What this task involves: Copy out the lines that have "title" in them.

:: Materials provided

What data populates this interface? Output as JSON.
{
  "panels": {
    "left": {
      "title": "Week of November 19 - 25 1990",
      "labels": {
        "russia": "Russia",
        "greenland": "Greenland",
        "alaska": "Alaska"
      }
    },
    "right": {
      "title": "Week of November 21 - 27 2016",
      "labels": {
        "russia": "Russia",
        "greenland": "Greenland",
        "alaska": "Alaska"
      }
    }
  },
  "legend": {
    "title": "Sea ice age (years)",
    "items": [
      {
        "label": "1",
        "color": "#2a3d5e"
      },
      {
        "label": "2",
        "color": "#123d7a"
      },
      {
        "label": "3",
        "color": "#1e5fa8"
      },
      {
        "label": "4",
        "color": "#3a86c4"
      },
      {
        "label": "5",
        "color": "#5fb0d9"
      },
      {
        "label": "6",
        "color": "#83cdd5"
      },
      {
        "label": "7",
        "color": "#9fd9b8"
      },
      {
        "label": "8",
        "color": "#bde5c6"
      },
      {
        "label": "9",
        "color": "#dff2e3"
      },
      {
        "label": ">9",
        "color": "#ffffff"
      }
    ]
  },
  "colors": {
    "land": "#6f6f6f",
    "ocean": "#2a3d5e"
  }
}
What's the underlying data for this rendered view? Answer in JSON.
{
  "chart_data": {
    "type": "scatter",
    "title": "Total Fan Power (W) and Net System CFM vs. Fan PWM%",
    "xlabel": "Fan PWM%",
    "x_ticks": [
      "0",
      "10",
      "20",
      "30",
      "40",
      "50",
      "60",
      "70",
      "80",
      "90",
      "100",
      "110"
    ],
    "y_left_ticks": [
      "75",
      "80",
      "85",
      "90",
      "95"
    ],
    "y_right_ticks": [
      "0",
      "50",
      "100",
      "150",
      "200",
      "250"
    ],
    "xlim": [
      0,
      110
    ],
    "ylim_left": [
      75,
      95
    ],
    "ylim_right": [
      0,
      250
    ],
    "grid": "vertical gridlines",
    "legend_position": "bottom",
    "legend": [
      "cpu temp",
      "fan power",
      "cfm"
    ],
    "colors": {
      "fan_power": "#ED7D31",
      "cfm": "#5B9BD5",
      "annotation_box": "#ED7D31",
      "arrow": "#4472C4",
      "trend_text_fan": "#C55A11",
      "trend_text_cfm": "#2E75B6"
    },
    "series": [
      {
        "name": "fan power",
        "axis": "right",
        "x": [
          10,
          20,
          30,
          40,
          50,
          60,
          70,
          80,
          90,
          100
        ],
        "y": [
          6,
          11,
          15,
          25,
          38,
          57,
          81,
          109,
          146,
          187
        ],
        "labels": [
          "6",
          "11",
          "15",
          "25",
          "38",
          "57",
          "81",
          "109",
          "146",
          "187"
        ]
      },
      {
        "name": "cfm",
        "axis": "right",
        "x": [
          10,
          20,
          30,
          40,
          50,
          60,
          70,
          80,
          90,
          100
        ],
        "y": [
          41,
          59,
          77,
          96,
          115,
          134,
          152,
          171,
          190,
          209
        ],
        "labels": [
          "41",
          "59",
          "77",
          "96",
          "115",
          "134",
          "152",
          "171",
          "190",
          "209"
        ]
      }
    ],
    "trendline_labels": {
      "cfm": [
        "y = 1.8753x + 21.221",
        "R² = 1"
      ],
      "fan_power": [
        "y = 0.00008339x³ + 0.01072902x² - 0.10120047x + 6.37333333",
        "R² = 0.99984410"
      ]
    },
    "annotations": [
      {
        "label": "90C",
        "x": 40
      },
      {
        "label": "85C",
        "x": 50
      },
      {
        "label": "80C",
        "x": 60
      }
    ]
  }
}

::::

Full output:
      "title": "Week of November 19 - 25 1990",
      "title": "Week of November 21 - 27 2016",
    "title": "Sea ice age (years)",
    "title": "Total Fan Power (W) and Net System CFM vs. Fan PWM%",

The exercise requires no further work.